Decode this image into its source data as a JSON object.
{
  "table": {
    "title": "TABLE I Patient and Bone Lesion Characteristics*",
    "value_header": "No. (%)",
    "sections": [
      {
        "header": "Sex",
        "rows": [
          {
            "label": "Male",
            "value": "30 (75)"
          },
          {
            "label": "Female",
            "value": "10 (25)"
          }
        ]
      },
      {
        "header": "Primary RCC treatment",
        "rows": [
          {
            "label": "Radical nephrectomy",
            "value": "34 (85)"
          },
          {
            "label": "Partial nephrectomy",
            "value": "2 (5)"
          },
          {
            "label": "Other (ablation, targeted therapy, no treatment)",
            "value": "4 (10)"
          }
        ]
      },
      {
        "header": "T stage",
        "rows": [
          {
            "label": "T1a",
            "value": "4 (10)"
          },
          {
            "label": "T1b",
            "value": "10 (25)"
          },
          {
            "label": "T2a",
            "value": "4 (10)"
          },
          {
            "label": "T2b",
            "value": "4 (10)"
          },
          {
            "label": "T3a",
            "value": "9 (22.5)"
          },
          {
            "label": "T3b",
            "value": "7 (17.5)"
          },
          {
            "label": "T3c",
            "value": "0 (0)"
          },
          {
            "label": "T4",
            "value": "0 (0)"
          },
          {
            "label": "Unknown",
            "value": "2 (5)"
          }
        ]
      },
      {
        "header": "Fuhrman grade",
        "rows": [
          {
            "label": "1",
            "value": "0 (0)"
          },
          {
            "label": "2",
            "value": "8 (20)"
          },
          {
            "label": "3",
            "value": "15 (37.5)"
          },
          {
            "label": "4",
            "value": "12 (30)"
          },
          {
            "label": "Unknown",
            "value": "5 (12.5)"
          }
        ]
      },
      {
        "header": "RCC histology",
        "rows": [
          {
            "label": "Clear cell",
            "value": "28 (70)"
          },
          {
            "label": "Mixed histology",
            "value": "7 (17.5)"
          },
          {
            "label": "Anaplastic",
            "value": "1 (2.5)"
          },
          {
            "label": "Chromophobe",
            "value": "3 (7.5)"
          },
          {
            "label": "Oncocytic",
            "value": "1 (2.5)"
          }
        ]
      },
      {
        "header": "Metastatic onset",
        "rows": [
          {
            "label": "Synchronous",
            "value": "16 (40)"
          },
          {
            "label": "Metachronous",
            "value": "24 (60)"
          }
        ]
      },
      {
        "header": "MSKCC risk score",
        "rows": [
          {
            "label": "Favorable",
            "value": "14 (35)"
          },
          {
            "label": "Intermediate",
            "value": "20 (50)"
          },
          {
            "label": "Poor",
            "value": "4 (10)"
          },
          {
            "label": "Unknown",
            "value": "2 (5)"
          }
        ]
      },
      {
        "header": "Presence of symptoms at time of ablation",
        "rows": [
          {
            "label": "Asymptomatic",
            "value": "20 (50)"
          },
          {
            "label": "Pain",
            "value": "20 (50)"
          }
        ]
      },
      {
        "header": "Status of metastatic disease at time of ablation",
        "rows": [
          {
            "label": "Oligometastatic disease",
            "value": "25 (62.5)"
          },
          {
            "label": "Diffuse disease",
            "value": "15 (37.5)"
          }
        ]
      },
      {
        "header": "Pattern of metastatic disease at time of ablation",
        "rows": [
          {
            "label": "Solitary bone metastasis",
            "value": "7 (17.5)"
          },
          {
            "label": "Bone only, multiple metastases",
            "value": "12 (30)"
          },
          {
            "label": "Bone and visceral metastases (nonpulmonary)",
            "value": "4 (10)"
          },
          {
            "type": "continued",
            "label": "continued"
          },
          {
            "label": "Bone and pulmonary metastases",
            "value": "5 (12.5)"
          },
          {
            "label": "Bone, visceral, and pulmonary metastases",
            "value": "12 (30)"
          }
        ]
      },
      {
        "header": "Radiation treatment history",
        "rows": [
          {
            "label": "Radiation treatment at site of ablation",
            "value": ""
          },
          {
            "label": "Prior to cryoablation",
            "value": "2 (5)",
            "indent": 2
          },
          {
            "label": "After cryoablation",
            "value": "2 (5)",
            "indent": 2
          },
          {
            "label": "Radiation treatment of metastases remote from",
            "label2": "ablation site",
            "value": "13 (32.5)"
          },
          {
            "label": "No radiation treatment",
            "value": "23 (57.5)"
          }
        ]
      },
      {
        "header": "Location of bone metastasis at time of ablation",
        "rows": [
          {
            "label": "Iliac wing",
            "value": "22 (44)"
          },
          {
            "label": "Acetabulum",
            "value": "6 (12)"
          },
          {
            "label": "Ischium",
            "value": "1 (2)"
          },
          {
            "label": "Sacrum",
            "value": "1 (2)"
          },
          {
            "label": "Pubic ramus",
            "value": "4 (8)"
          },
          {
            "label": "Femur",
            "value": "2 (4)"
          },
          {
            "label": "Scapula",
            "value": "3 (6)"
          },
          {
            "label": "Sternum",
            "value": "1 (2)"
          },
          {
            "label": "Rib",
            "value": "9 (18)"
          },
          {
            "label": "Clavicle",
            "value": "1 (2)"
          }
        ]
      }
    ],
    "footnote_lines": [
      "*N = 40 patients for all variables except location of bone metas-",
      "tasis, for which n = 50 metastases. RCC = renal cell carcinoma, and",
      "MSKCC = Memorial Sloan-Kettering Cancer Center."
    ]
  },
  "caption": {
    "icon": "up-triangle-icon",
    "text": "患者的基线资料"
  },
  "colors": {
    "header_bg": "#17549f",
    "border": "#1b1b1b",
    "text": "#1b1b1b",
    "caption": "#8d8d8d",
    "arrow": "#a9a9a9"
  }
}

Problem description »
What you should produce is an exact retyping of every line above.

Written reply »
Decode this image into its source data as a JSON object.
{
  "table": {
    "title": "TABLE I Patient and Bone Lesion Characteristics*",
    "value_header": "No. (%)",
    "sections": [
      {
        "header": "Sex",
        "rows": [
          {
            "label": "Male",
            "value": "30 (75)"
          },
          {
            "label": "Female",
            "value": "10 (25)"
          }
        ]
      },
      {
        "header": "Primary RCC treatment",
        "rows": [
          {
            "label": "Radical nephrectomy",
            "value": "34 (85)"
          },
          {
            "label": "Partial nephrectomy",
            "value": "2 (5)"
          },
          {
            "label": "Other (ablation, targeted therapy, no treatment)",
            "value": "4 (10)"
          }
        ]
      },
      {
        "header": "T stage",
        "rows": [
          {
            "label": "T1a",
            "value": "4 (10)"
          },
          {
            "label": "T1b",
            "value": "10 (25)"
          },
          {
            "label": "T2a",
            "value": "4 (10)"
          },
          {
            "label": "T2b",
            "value": "4 (10)"
          },
          {
            "label": "T3a",
            "value": "9 (22.5)"
          },
          {
            "label": "T3b",
            "value": "7 (17.5)"
          },
          {
            "label": "T3c",
            "value": "0 (0)"
          },
          {
            "label": "T4",
            "value": "0 (0)"
          },
          {
            "label": "Unknown",
            "value": "2 (5)"
          }
        ]
      },
      {
        "header": "Fuhrman grade",
        "rows": [
          {
            "label": "1",
            "value": "0 (0)"
          },
          {
            "label": "2",
            "value": "8 (20)"
          },
          {
            "label": "3",
            "value": "15 (37.5)"
          },
          {
            "label": "4",
            "value": "12 (30)"
          },
          {
            "label": "Unknown",
            "value": "5 (12.5)"
          }
        ]
      },
      {
        "header": "RCC histology",
        "rows": [
          {
            "label": "Clear cell",
            "value": "28 (70)"
          },
          {
            "label": "Mixed histology",
            "value": "7 (17.5)"
          },
          {
            "label": "Anaplastic",
            "value": "1 (2.5)"
          },
          {
            "label": "Chromophobe",
            "value": "3 (7.5)"
          },
          {
            "label": "Oncocytic",
            "value": "1 (2.5)"
          }
        ]
      },
      {
        "header": "Metastatic onset",
        "rows": [
          {
            "label": "Synchronous",
            "value": "16 (40)"
          },
          {
            "label": "Metachronous",
            "value": "24 (60)"
          }
        ]
      },
      {
        "header": "MSKCC risk score",
        "rows": [
          {
            "label": "Favorable",
            "value": "14 (35)"
          },
          {
            "label": "Intermediate",
            "value": "20 (50)"
          },
          {
            "label": "Poor",
            "value": "4 (10)"
          },
          {
            "label": "Unknown",
            "value": "2 (5)"
          }
        ]
      },
      {
        "header": "Presence of symptoms at time of ablation",
        "rows": [
          {
            "label": "Asymptomatic",
            "value": "20 (50)"
          },
          {
            "label": "Pain",
            "value": "20 (50)"
          }
        ]
      },
      {
        "header": "Status of metastatic disease at time of ablation",
        "rows": [
          {
            "label": "Oligometastatic disease",
            "value": "25 (62.5)"
          },
          {
            "label": "Diffuse disease",
            "value": "15 (37.5)"
          }
        ]
      },
      {
        "header": "Pattern of metastatic disease at time of ablation",
        "rows": [
          {
            "label": "Solitary bone metastasis",
            "value": "7 (17.5)"
          },
          {
            "label": "Bone only, multiple metastases",
            "value": "12 (30)"
          },
          {
            "label": "Bone and visceral metastases (nonpulmonary)",
            "value": "4 (10)"
          },
          {
            "type": "continued",
            "label": "continued"
          },
          {
            "label": "Bone and pulmonary metastases",
            "value": "5 (12.5)"
          },
          {
            "label": "Bone, visceral, and pulmonary metastases",
            "value": "12 (30)"
          }
        ]
      },
      {
        "header": "Radiation treatment history",
        "rows": [
          {
            "label": "Radiation treatment at site of ablation",
            "value": ""
          },
          {
            "label": "Prior to cryoablation",
            "value": "2 (5)",
            "indent": 2
          },
          {
            "label": "After cryoablation",
            "value": "2 (5)",
            "indent": 2
          },
          {
            "label": "Radiation treatment of metastases remote from",
            "label2": "ablation site",
            "value": "13 (32.5)"
          },
          {
            "label": "No radiation treatment",
            "value": "23 (57.5)"
          }
        ]
      },
      {
        "header": "Location of bone metastasis at time of ablation",
        "rows": [
          {
            "label": "Iliac wing",
            "value": "22 (44)"
          },
          {
            "label": "Acetabulum",
            "value": "6 (12)"
          },
          {
            "label": "Ischium",
            "value": "1 (2)"
          },
          {
            "label": "Sacrum",
            "value": "1 (2)"
          },
          {
            "label": "Pubic ramus",
            "value": "4 (8)"
          },
          {
            "label": "Femur",
            "value": "2 (4)"
          },
          {
            "label": "Scapula",
            "value": "3 (6)"
          },
          {
            "label": "Sternum",
            "value": "1 (2)"
          },
          {
            "label": "Rib",
            "value": "9 (18)"
          },
          {
            "label": "Clavicle",
            "value": "1 (2)"
          }
        ]
      }
    ],
    "footnote_lines": [
      "*N = 40 patients for all variables except location of bone metas-",
      "tasis, for which n = 50 metastases. RCC = renal cell carcinoma, and",
      "MSKCC = Memorial Sloan-Kettering Cancer Center."
    ]
  },
  "caption": {
    "icon": "up-triangle-icon",
    "text": "患者的基线资料"
  },
  "colors": {
    "header_bg": "#17549f",
    "border": "#1b1b1b",
    "text": "#1b1b1b",
    "caption": "#8d8d8d",
    "arrow": "#a9a9a9"
  }
}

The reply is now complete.